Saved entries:
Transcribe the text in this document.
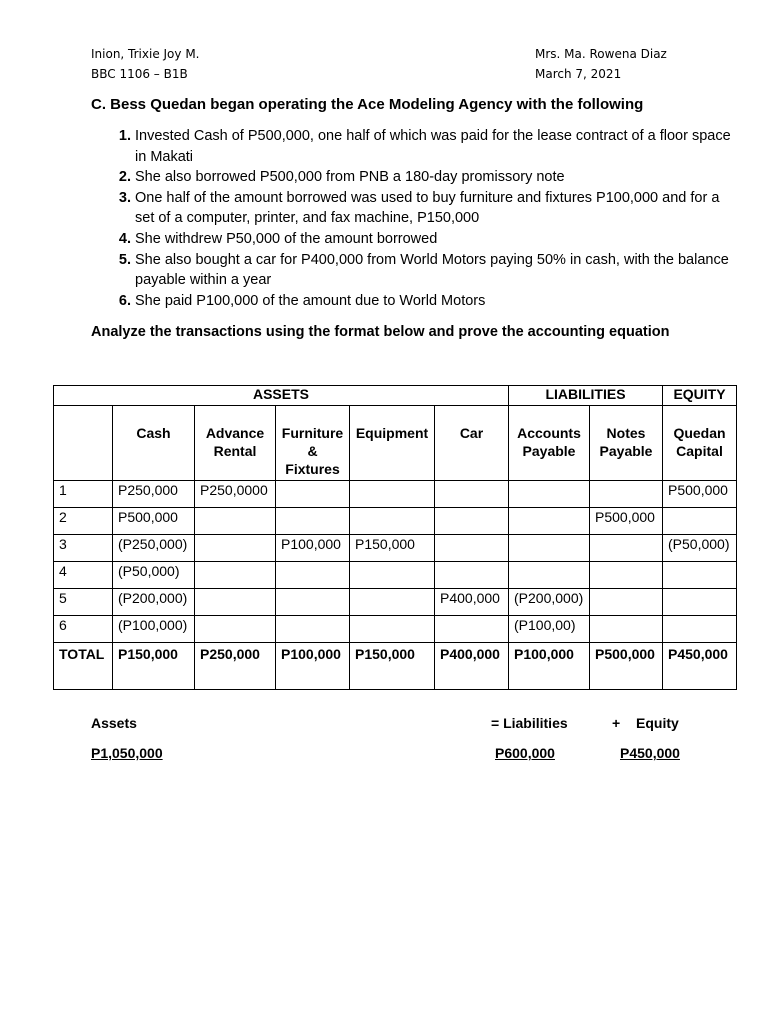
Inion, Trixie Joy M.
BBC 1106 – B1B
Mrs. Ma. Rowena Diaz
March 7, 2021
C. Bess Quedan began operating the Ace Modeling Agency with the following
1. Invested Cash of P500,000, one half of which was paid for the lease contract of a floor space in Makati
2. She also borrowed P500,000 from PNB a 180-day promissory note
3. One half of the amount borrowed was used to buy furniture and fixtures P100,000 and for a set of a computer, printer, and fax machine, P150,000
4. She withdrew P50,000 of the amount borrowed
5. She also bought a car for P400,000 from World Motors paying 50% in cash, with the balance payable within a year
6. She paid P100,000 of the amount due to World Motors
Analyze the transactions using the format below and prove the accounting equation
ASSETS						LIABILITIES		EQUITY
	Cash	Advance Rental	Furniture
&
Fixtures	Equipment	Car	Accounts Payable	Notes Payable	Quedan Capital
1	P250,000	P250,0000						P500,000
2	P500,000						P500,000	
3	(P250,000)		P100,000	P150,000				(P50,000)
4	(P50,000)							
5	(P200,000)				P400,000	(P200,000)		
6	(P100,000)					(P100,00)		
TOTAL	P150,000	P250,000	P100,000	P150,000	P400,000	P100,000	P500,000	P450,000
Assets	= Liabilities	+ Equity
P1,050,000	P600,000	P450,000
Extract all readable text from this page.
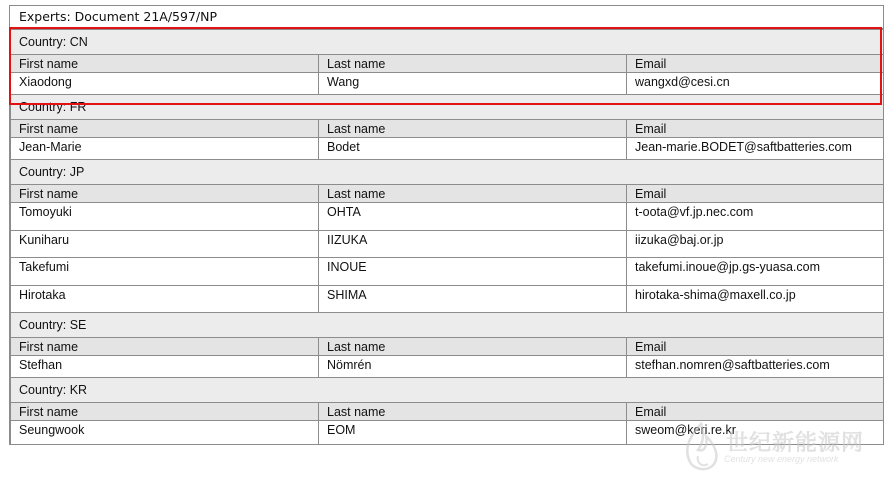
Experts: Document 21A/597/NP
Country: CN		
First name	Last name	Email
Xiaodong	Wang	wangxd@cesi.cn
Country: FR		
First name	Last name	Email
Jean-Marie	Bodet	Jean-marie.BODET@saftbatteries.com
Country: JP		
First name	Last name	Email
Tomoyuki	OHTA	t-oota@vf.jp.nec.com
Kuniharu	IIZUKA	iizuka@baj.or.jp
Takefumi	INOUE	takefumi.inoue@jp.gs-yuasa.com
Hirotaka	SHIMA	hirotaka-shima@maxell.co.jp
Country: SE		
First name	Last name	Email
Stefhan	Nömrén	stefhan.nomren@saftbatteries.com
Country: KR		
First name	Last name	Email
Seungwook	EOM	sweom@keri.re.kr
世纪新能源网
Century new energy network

• **STATED GOAL**
Locate all lines that include the word "World" and copy them out.

• **REPLY**
5. She also bought a car for P400,000 from World Motors paying 50% in cash, with the balance payable within a year
6. She paid P100,000 of the amount due to World Motors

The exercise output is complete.